- [The exercise]
Report all lines from the entries below in which "content" appears.

- [Input records]
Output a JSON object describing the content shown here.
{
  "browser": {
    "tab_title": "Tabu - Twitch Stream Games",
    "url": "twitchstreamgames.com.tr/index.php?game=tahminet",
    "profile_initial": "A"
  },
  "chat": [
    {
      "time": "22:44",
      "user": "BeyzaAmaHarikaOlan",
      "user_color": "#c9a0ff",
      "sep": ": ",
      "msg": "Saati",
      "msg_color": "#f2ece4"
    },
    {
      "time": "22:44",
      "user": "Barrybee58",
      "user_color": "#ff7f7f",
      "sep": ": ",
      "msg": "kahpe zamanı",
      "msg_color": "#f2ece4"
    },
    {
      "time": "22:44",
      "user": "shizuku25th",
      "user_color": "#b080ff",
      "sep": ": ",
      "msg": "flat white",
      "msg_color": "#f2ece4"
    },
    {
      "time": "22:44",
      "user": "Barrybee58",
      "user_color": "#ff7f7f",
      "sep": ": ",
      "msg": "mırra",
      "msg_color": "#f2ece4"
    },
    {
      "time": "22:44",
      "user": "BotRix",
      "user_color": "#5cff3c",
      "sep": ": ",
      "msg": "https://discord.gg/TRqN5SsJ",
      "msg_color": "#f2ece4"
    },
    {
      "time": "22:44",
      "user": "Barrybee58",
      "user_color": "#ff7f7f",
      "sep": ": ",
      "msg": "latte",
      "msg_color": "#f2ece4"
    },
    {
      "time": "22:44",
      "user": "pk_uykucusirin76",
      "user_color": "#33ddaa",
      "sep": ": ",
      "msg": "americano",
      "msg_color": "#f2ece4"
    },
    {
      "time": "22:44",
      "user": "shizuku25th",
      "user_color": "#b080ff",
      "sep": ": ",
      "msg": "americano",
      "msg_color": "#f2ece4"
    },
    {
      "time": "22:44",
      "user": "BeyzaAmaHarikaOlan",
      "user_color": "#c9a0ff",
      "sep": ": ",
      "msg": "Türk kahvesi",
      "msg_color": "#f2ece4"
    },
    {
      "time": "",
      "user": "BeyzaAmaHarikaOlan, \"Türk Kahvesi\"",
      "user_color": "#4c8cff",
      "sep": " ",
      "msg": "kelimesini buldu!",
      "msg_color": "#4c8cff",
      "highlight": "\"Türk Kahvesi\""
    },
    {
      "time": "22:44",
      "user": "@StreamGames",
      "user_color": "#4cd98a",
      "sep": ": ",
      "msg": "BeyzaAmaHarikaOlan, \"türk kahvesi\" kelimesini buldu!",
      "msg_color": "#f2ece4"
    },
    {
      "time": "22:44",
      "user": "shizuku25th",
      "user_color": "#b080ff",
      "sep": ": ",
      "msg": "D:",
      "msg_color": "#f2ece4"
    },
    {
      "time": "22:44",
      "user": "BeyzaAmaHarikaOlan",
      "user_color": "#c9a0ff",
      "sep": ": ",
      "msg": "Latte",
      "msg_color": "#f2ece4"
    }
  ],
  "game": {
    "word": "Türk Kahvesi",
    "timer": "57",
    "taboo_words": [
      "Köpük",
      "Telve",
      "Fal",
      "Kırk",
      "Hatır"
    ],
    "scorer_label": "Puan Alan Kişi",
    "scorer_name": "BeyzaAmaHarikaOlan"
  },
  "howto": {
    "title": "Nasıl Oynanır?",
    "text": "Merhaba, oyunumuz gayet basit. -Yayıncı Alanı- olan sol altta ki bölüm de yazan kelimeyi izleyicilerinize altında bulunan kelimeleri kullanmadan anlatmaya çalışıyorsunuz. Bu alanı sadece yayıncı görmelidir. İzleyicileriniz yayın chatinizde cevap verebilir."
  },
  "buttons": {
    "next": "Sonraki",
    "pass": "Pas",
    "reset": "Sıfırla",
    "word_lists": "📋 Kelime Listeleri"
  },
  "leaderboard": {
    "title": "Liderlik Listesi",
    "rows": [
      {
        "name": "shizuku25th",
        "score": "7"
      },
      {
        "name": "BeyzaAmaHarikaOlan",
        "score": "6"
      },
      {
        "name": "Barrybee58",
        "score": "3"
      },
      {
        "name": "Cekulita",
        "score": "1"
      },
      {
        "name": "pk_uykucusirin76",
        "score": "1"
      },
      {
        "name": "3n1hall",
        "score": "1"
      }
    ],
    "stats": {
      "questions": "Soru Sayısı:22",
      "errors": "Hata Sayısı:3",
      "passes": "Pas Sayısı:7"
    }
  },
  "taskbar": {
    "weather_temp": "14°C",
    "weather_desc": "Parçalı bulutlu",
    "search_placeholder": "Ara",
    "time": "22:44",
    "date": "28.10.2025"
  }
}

---

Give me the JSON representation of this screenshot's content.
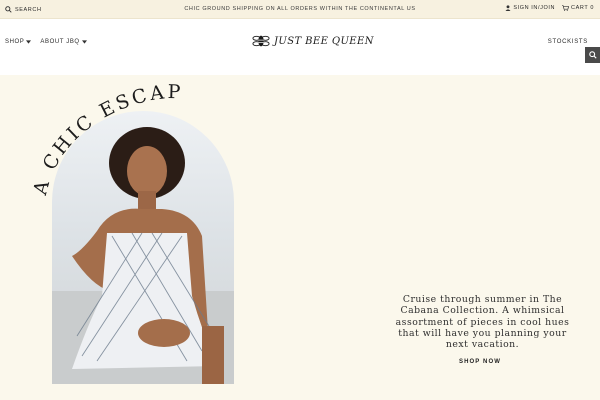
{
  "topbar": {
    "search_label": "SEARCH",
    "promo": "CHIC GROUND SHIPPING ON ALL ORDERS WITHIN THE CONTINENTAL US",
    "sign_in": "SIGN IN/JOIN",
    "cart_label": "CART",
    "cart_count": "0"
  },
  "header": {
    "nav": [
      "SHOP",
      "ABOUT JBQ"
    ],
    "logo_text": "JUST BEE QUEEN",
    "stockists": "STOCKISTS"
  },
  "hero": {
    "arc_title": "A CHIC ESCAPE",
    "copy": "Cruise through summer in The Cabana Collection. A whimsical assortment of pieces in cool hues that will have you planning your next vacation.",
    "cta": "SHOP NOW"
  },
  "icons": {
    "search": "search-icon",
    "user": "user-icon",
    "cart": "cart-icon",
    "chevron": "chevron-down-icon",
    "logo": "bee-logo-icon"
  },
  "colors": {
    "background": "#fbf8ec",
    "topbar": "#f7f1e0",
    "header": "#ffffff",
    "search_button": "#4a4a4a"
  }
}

- [Written solution]
Output a JSON object describing the content shown here.
Give me the JSON representation of this screenshot's content.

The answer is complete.